_Aim_
The exercise asks for every line of the data to be reproduced exactly.
### Data for processing
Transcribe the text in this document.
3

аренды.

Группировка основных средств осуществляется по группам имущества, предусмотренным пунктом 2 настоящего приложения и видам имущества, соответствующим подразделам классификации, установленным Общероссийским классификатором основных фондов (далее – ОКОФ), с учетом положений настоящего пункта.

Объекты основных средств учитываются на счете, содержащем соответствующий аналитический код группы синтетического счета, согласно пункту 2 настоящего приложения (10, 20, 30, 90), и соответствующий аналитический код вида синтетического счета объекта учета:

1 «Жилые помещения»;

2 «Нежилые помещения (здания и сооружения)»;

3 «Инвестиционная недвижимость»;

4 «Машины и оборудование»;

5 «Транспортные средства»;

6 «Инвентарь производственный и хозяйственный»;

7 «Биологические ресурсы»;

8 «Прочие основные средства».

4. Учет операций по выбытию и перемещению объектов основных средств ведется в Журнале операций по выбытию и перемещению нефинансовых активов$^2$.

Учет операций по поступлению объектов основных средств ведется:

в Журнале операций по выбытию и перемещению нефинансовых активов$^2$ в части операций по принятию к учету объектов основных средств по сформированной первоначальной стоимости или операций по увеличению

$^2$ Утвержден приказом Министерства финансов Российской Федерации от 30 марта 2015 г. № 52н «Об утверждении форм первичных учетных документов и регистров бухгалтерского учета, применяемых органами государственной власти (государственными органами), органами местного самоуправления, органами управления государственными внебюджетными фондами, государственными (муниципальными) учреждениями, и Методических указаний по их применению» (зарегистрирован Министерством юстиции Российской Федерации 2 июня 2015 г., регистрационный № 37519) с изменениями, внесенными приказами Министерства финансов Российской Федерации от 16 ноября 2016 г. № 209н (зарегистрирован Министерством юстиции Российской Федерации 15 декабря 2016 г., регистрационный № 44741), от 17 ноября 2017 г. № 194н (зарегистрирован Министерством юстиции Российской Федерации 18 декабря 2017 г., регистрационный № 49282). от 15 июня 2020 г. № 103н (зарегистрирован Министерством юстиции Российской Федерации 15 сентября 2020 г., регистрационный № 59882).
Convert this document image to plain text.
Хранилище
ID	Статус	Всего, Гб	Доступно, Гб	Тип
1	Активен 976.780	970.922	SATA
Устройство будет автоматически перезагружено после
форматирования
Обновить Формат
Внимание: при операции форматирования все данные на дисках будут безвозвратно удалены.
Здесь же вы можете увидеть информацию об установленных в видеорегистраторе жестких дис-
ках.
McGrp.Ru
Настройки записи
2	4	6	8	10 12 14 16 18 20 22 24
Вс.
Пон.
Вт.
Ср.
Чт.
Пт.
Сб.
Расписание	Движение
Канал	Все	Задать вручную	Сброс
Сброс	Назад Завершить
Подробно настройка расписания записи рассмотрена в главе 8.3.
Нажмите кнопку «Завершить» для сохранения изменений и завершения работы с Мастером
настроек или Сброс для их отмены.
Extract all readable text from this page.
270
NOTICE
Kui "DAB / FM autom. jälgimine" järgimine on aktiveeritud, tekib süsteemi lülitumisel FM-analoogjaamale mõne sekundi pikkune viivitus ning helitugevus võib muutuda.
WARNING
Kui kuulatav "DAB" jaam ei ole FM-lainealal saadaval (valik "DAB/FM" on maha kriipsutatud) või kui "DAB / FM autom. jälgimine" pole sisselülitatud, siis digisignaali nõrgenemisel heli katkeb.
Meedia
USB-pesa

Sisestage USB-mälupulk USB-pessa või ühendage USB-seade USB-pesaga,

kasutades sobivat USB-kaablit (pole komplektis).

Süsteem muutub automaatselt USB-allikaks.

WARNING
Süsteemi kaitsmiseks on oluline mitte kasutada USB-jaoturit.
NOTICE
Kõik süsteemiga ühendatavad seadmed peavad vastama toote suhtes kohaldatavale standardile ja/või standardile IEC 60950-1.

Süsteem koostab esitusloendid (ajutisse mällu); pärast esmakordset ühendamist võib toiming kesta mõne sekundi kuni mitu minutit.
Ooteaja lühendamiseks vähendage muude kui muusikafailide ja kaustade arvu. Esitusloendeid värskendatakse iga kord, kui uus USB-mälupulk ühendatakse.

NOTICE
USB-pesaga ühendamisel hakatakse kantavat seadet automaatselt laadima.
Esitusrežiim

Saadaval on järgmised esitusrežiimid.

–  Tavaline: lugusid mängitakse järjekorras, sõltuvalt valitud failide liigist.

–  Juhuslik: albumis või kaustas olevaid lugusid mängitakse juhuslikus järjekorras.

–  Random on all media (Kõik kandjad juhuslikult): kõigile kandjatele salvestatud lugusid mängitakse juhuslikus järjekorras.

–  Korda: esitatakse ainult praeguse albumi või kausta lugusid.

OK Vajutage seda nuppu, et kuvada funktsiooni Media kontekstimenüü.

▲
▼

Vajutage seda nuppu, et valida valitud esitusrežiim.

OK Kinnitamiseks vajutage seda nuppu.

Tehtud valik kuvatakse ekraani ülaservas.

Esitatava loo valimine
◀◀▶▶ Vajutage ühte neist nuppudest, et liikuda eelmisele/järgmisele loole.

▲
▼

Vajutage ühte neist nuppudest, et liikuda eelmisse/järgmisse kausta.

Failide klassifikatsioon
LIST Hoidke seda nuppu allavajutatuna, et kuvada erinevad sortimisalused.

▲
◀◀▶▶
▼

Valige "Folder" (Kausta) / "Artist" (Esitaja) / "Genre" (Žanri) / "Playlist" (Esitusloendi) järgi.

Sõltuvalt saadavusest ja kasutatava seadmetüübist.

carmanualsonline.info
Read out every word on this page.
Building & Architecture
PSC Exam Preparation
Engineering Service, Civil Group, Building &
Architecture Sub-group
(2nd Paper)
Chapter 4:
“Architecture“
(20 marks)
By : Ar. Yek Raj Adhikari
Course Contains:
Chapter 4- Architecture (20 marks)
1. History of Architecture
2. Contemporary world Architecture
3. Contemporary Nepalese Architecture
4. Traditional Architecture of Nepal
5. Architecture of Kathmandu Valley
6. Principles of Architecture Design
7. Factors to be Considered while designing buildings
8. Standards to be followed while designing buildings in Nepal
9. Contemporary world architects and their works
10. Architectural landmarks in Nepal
######
_Exercise output_
Transcribe the text in this document.
3

аренды.

Группировка основных средств осуществляется по группам имущества, предусмотренным пунктом 2 настоящего приложения и видам имущества, соответствующим подразделам классификации, установленным Общероссийским классификатором основных фондов (далее – ОКОФ), с учетом положений настоящего пункта.

Объекты основных средств учитываются на счете, содержащем соответствующий аналитический код группы синтетического счета, согласно пункту 2 настоящего приложения (10, 20, 30, 90), и соответствующий аналитический код вида синтетического счета объекта учета:

1 «Жилые помещения»;

2 «Нежилые помещения (здания и сооружения)»;

3 «Инвестиционная недвижимость»;

4 «Машины и оборудование»;

5 «Транспортные средства»;

6 «Инвентарь производственный и хозяйственный»;

7 «Биологические ресурсы»;

8 «Прочие основные средства».

4. Учет операций по выбытию и перемещению объектов основных средств ведется в Журнале операций по выбытию и перемещению нефинансовых активов$^2$.

Учет операций по поступлению объектов основных средств ведется:

в Журнале операций по выбытию и перемещению нефинансовых активов$^2$ в части операций по принятию к учету объектов основных средств по сформированной первоначальной стоимости или операций по увеличению

$^2$ Утвержден приказом Министерства финансов Российской Федерации от 30 марта 2015 г. № 52н «Об утверждении форм первичных учетных документов и регистров бухгалтерского учета, применяемых органами государственной власти (государственными органами), органами местного самоуправления, органами управления государственными внебюджетными фондами, государственными (муниципальными) учреждениями, и Методических указаний по их применению» (зарегистрирован Министерством юстиции Российской Федерации 2 июня 2015 г., регистрационный № 37519) с изменениями, внесенными приказами Министерства финансов Российской Федерации от 16 ноября 2016 г. № 209н (зарегистрирован Министерством юстиции Российской Федерации 15 декабря 2016 г., регистрационный № 44741), от 17 ноября 2017 г. № 194н (зарегистрирован Министерством юстиции Российской Федерации 18 декабря 2017 г., регистрационный № 49282). от 15 июня 2020 г. № 103н (зарегистрирован Министерством юстиции Российской Федерации 15 сентября 2020 г., регистрационный № 59882).
Convert this document image to plain text.
Хранилище
ID	Статус	Всего, Гб	Доступно, Гб	Тип
1	Активен 976.780	970.922	SATA
Устройство будет автоматически перезагружено после
форматирования
Обновить Формат
Внимание: при операции форматирования все данные на дисках будут безвозвратно удалены.
Здесь же вы можете увидеть информацию об установленных в видеорегистраторе жестких дис-
ках.
McGrp.Ru
Настройки записи
2	4	6	8	10 12 14 16 18 20 22 24
Вс.
Пон.
Вт.
Ср.
Чт.
Пт.
Сб.
Расписание	Движение
Канал	Все	Задать вручную	Сброс
Сброс	Назад Завершить
Подробно настройка расписания записи рассмотрена в главе 8.3.
Нажмите кнопку «Завершить» для сохранения изменений и завершения работы с Мастером
настроек или Сброс для их отмены.
Extract all readable text from this page.
270
NOTICE
Kui "DAB / FM autom. jälgimine" järgimine on aktiveeritud, tekib süsteemi lülitumisel FM-analoogjaamale mõne sekundi pikkune viivitus ning helitugevus võib muutuda.
WARNING
Kui kuulatav "DAB" jaam ei ole FM-lainealal saadaval (valik "DAB/FM" on maha kriipsutatud) või kui "DAB / FM autom. jälgimine" pole sisselülitatud, siis digisignaali nõrgenemisel heli katkeb.
Meedia
USB-pesa

Sisestage USB-mälupulk USB-pessa või ühendage USB-seade USB-pesaga,

kasutades sobivat USB-kaablit (pole komplektis).

Süsteem muutub automaatselt USB-allikaks.

WARNING
Süsteemi kaitsmiseks on oluline mitte kasutada USB-jaoturit.
NOTICE
Kõik süsteemiga ühendatavad seadmed peavad vastama toote suhtes kohaldatavale standardile ja/või standardile IEC 60950-1.

Süsteem koostab esitusloendid (ajutisse mällu); pärast esmakordset ühendamist võib toiming kesta mõne sekundi kuni mitu minutit.
Ooteaja lühendamiseks vähendage muude kui muusikafailide ja kaustade arvu. Esitusloendeid värskendatakse iga kord, kui uus USB-mälupulk ühendatakse.

NOTICE
USB-pesaga ühendamisel hakatakse kantavat seadet automaatselt laadima.
Esitusrežiim

Saadaval on järgmised esitusrežiimid.

–  Tavaline: lugusid mängitakse järjekorras, sõltuvalt valitud failide liigist.

–  Juhuslik: albumis või kaustas olevaid lugusid mängitakse juhuslikus järjekorras.

–  Random on all media (Kõik kandjad juhuslikult): kõigile kandjatele salvestatud lugusid mängitakse juhuslikus järjekorras.

–  Korda: esitatakse ainult praeguse albumi või kausta lugusid.

OK Vajutage seda nuppu, et kuvada funktsiooni Media kontekstimenüü.

▲
▼

Vajutage seda nuppu, et valida valitud esitusrežiim.

OK Kinnitamiseks vajutage seda nuppu.

Tehtud valik kuvatakse ekraani ülaservas.

Esitatava loo valimine
◀◀▶▶ Vajutage ühte neist nuppudest, et liikuda eelmisele/järgmisele loole.

▲
▼

Vajutage ühte neist nuppudest, et liikuda eelmisse/järgmisse kausta.

Failide klassifikatsioon
LIST Hoidke seda nuppu allavajutatuna, et kuvada erinevad sortimisalused.

▲
◀◀▶▶
▼

Valige "Folder" (Kausta) / "Artist" (Esitaja) / "Genre" (Žanri) / "Playlist" (Esitusloendi) järgi.

Sõltuvalt saadavusest ja kasutatava seadmetüübist.

carmanualsonline.info
Read out every word on this page.
Building & Architecture
PSC Exam Preparation
Engineering Service, Civil Group, Building &
Architecture Sub-group
(2nd Paper)
Chapter 4:
“Architecture“
(20 marks)
By : Ar. Yek Raj Adhikari
Course Contains:
Chapter 4- Architecture (20 marks)
1. History of Architecture
2. Contemporary world Architecture
3. Contemporary Nepalese Architecture
4. Traditional Architecture of Nepal
5. Architecture of Kathmandu Valley
6. Principles of Architecture Design
7. Factors to be Considered while designing buildings
8. Standards to be followed while designing buildings in Nepal
9. Contemporary world architects and their works
10. Architectural landmarks in Nepal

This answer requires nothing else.